Find each line containing the string "nuevo" and return it.
##### Information provided #####
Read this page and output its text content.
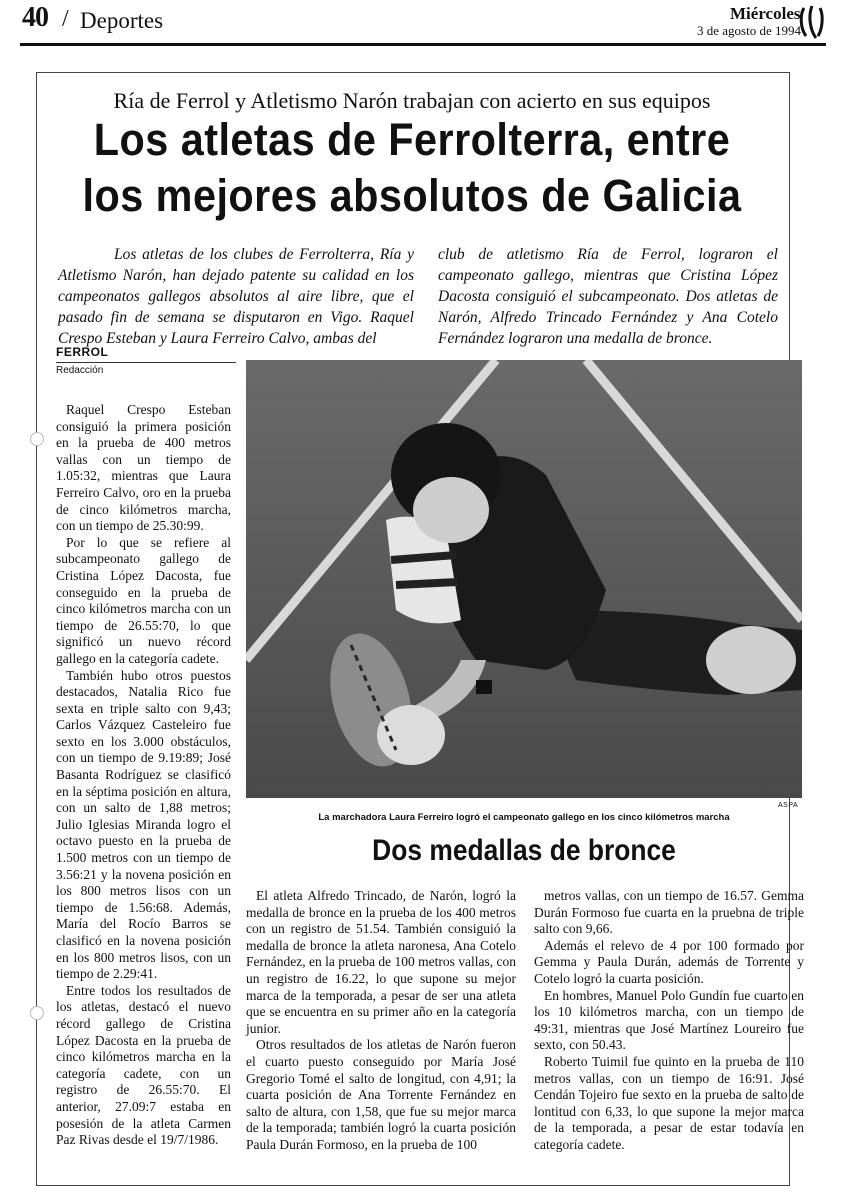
40 / Deportes	Miércoles
3 de agosto de 1994
Ría de Ferrol y Atletismo Narón trabajan con acierto en sus equipos
Los atletas de Ferrolterra, entre
los mejores absolutos de Galicia
Los atletas de los clubes de Ferrolterra, Ría y Atletismo Narón, han dejado patente su calidad en los campeonatos gallegos absolutos al aire libre, que el pasado fin de semana se disputaron en Vigo. Raquel Crespo Esteban y Laura Ferreiro Calvo, ambas del
club de atletismo Ría de Ferrol, lograron el campeonato gallego, mientras que Cristina López Dacosta consiguió el subcampeonato. Dos atletas de Narón, Alfredo Trincado Fernández y Ana Cotelo Fernández lograron una medalla de bronce.
FERROL
Redacción

Raquel Crespo Esteban consiguió la primera posición en la prueba de 400 metros vallas con un tiempo de 1.05:32, mientras que Laura Ferreiro Calvo, oro en la prueba de cinco kilómetros marcha, con un tiempo de 25.30:99.

Por lo que se refiere al subcampeonato gallego de Cristina López Dacosta, fue conseguido en la prueba de cinco kilómetros marcha con un tiempo de 26.55:70, lo que significó un nuevo récord gallego en la categoría cadete.

También hubo otros puestos destacados, Natalia Rico fue sexta en triple salto con 9,43; Carlos Vázquez Casteleiro fue sexto en los 3.000 obstáculos, con un tiempo de 9.19:89; José Basanta Rodríguez se clasificó en la séptima posición en altura, con un salto de 1,88 metros; Julio Iglesias Miranda logro el octavo puesto en la prueba de 1.500 metros con un tiempo de 3.56:21 y la novena posición en los 800 metros lisos con un tiempo de 1.56:68. Además, María del Rocío Barros se clasificó en la novena posición en los 800 metros lisos, con un tiempo de 2.29:41.

Entre todos los resultados de los atletas, destacó el nuevo récord gallego de Cristina López Dacosta en la prueba de cinco kilómetros marcha en la categoría cadete, con un registro de 26.55:70. El anterior, 27.09:7 estaba en posesión de la atleta Carmen Paz Rivas desde el 19/7/1986.

ASPA
La marchadora Laura Ferreiro logró el campeonato gallego en los cinco kilómetros marcha
Dos medallas de bronce

El atleta Alfredo Trincado, de Narón, logró la medalla de bronce en la prueba de los 400 metros con un registro de 51.54. También consiguió la medalla de bronce la atleta naronesa, Ana Cotelo Fernández, en la prueba de 100 metros vallas, con un registro de 16.22, lo que supone su mejor marca de la temporada, a pesar de ser una atleta que se encuentra en su primer año en la categoría junior.

Otros resultados de los atletas de Narón fueron el cuarto puesto conseguido por María José Gregorio Tomé el salto de longitud, con 4,91; la cuarta posición de Ana Torrente Fernández en salto de altura, con 1,58, que fue su mejor marca de la temporada; también logró la cuarta posición Paula Durán Formoso, en la prueba de 100

metros vallas, con un tiempo de 16.57. Gemma Durán Formoso fue cuarta en la pruebna de triple salto con 9,66.

Además el relevo de 4 por 100 formado por Gemma y Paula Durán, además de Torrente y Cotelo logró la cuarta posición.

En hombres, Manuel Polo Gundín fue cuarto en los 10 kilómetros marcha, con un tiempo de 49:31, mientras que José Martínez Loureiro fue sexto, con 50.43.

Roberto Tuimil fue quinto en la prueba de 110 metros vallas, con un tiempo de 16:91. José Cendán Tojeiro fue sexto en la prueba de salto de lontitud con 6,33, lo que supone la mejor marca de la temporada, a pesar de estar todavía en categoría cadete.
#####
◆ Exercise answer ◆
Por lo que se refiere al subcampeonato gallego de Cristina López Dacosta, fue conseguido en la prueba de cinco kilómetros marcha con un tiempo de 26.55:70, lo que significó un nuevo récord gallego en la categoría cadete.
Entre todos los resultados de los atletas, destacó el nuevo récord gallego de Cristina López Dacosta en la prueba de cinco kilómetros marcha en la categoría cadete, con un registro de 26.55:70. El anterior, 27.09:7 estaba en posesión de la atleta Carmen Paz Rivas desde el 19/7/1986.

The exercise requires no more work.